***** Exercise data
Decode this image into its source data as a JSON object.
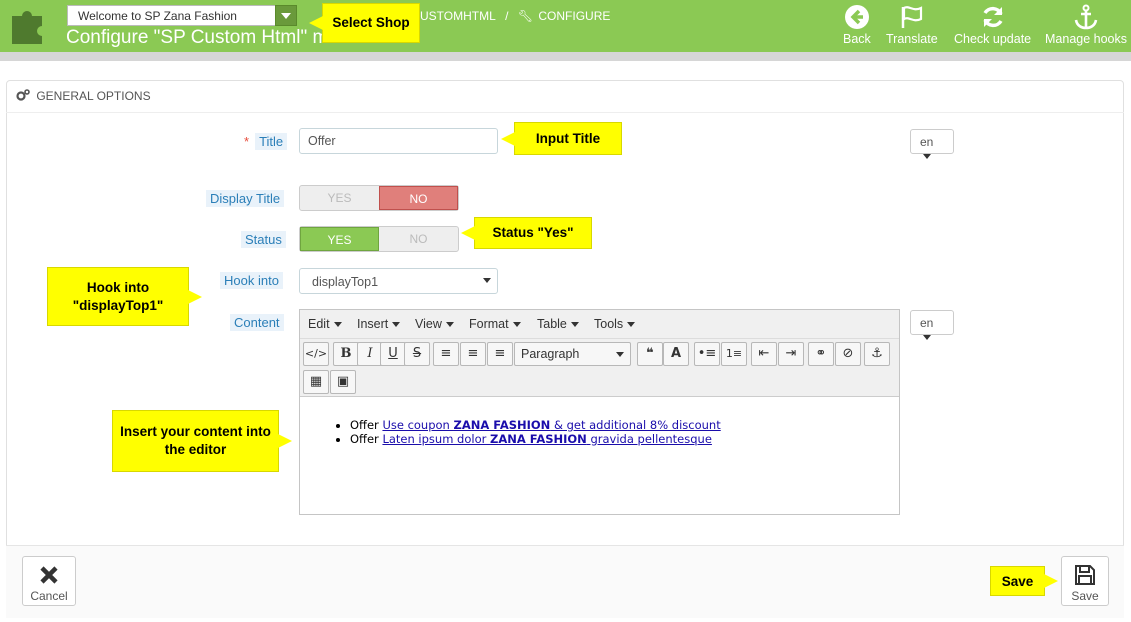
{
  "header": {
    "shop_select": "Welcome to SP Zana Fashion",
    "title": "Configure \"SP Custom Html\" module",
    "breadcrumb": [
      "USTOMHTML",
      "/",
      "CONFIGURE"
    ],
    "toolbar": [
      {
        "label": "Back",
        "icon": "back-circle-icon"
      },
      {
        "label": "Translate",
        "icon": "flag-icon"
      },
      {
        "label": "Check update",
        "icon": "refresh-icon"
      },
      {
        "label": "Manage hooks",
        "icon": "anchor-icon"
      }
    ]
  },
  "callouts": {
    "select_shop": "Select Shop",
    "input_title": "Input Title",
    "status_yes": "Status \"Yes\"",
    "hook_line1": "Hook into",
    "hook_line2": "\"displayTop1\"",
    "content_line1": "Insert your content into",
    "content_line2": "the editor",
    "save": "Save"
  },
  "panel": {
    "heading": "GENERAL OPTIONS",
    "title_label": "Title",
    "title_value": "Offer",
    "lang": "en",
    "display_title_label": "Display Title",
    "status_label": "Status",
    "yes": "YES",
    "no": "NO",
    "display_title_value": "NO",
    "status_value": "YES",
    "hook_label": "Hook into",
    "hook_value": "displayTop1",
    "content_label": "Content"
  },
  "editor": {
    "menu": [
      "Edit",
      "Insert",
      "View",
      "Format",
      "Table",
      "Tools"
    ],
    "paragraph": "Paragraph",
    "items": [
      {
        "prefix": "Offer",
        "pre": "Use coupon ",
        "bold": "ZANA FASHION",
        "post": " & get additional 8% discount"
      },
      {
        "prefix": "Offer",
        "pre": "Laten ipsum dolor ",
        "bold": "ZANA FASHION",
        "post": " gravida pellentesque"
      }
    ]
  },
  "footer": {
    "cancel": "Cancel",
    "save": "Save"
  }
}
**********
| What needs to be done |
Working from the lines above, reproduce the material exactly and exclude its pictures.

| Exercise result |
Decode this image into its source data as a JSON object.
{
  "header": {
    "shop_select": "Welcome to SP Zana Fashion",
    "title": "Configure \"SP Custom Html\" module",
    "breadcrumb": [
      "USTOMHTML",
      "/",
      "CONFIGURE"
    ],
    "toolbar": [
      {
        "label": "Back",
        "icon": "back-circle-icon"
      },
      {
        "label": "Translate",
        "icon": "flag-icon"
      },
      {
        "label": "Check update",
        "icon": "refresh-icon"
      },
      {
        "label": "Manage hooks",
        "icon": "anchor-icon"
      }
    ]
  },
  "callouts": {
    "select_shop": "Select Shop",
    "input_title": "Input Title",
    "status_yes": "Status \"Yes\"",
    "hook_line1": "Hook into",
    "hook_line2": "\"displayTop1\"",
    "content_line1": "Insert your content into",
    "content_line2": "the editor",
    "save": "Save"
  },
  "panel": {
    "heading": "GENERAL OPTIONS",
    "title_label": "Title",
    "title_value": "Offer",
    "lang": "en",
    "display_title_label": "Display Title",
    "status_label": "Status",
    "yes": "YES",
    "no": "NO",
    "display_title_value": "NO",
    "status_value": "YES",
    "hook_label": "Hook into",
    "hook_value": "displayTop1",
    "content_label": "Content"
  },
  "editor": {
    "menu": [
      "Edit",
      "Insert",
      "View",
      "Format",
      "Table",
      "Tools"
    ],
    "paragraph": "Paragraph",
    "items": [
      {
        "prefix": "Offer",
        "pre": "Use coupon ",
        "bold": "ZANA FASHION",
        "post": " & get additional 8% discount"
      },
      {
        "prefix": "Offer",
        "pre": "Laten ipsum dolor ",
        "bold": "ZANA FASHION",
        "post": " gravida pellentesque"
      }
    ]
  },
  "footer": {
    "cancel": "Cancel",
    "save": "Save"
  }
}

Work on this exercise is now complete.